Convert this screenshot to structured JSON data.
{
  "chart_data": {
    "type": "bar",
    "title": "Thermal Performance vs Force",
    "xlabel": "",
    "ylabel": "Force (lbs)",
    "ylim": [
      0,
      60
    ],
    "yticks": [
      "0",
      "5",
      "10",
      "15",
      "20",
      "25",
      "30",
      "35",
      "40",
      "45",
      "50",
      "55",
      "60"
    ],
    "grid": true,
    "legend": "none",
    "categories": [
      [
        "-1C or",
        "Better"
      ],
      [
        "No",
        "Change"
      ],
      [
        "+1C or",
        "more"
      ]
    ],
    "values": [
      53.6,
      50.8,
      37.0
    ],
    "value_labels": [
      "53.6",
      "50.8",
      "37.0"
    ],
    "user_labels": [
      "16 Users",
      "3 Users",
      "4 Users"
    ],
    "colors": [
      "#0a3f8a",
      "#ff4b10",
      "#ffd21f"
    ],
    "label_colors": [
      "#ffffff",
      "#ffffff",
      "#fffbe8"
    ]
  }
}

☆ ☆ ☆ ☆ ☆ ☆ ☆

**SET PROBLEM**
The listing above should be transcribed in full, exactly as written.

**SOLUTION TO THIS TASK**
Convert this screenshot to structured JSON data.
{
  "chart_data": {
    "type": "bar",
    "title": "Thermal Performance vs Force",
    "xlabel": "",
    "ylabel": "Force (lbs)",
    "ylim": [
      0,
      60
    ],
    "yticks": [
      "0",
      "5",
      "10",
      "15",
      "20",
      "25",
      "30",
      "35",
      "40",
      "45",
      "50",
      "55",
      "60"
    ],
    "grid": true,
    "legend": "none",
    "categories": [
      [
        "-1C or",
        "Better"
      ],
      [
        "No",
        "Change"
      ],
      [
        "+1C or",
        "more"
      ]
    ],
    "values": [
      53.6,
      50.8,
      37.0
    ],
    "value_labels": [
      "53.6",
      "50.8",
      "37.0"
    ],
    "user_labels": [
      "16 Users",
      "3 Users",
      "4 Users"
    ],
    "colors": [
      "#0a3f8a",
      "#ff4b10",
      "#ffd21f"
    ],
    "label_colors": [
      "#ffffff",
      "#ffffff",
      "#fffbe8"
    ]
  }
}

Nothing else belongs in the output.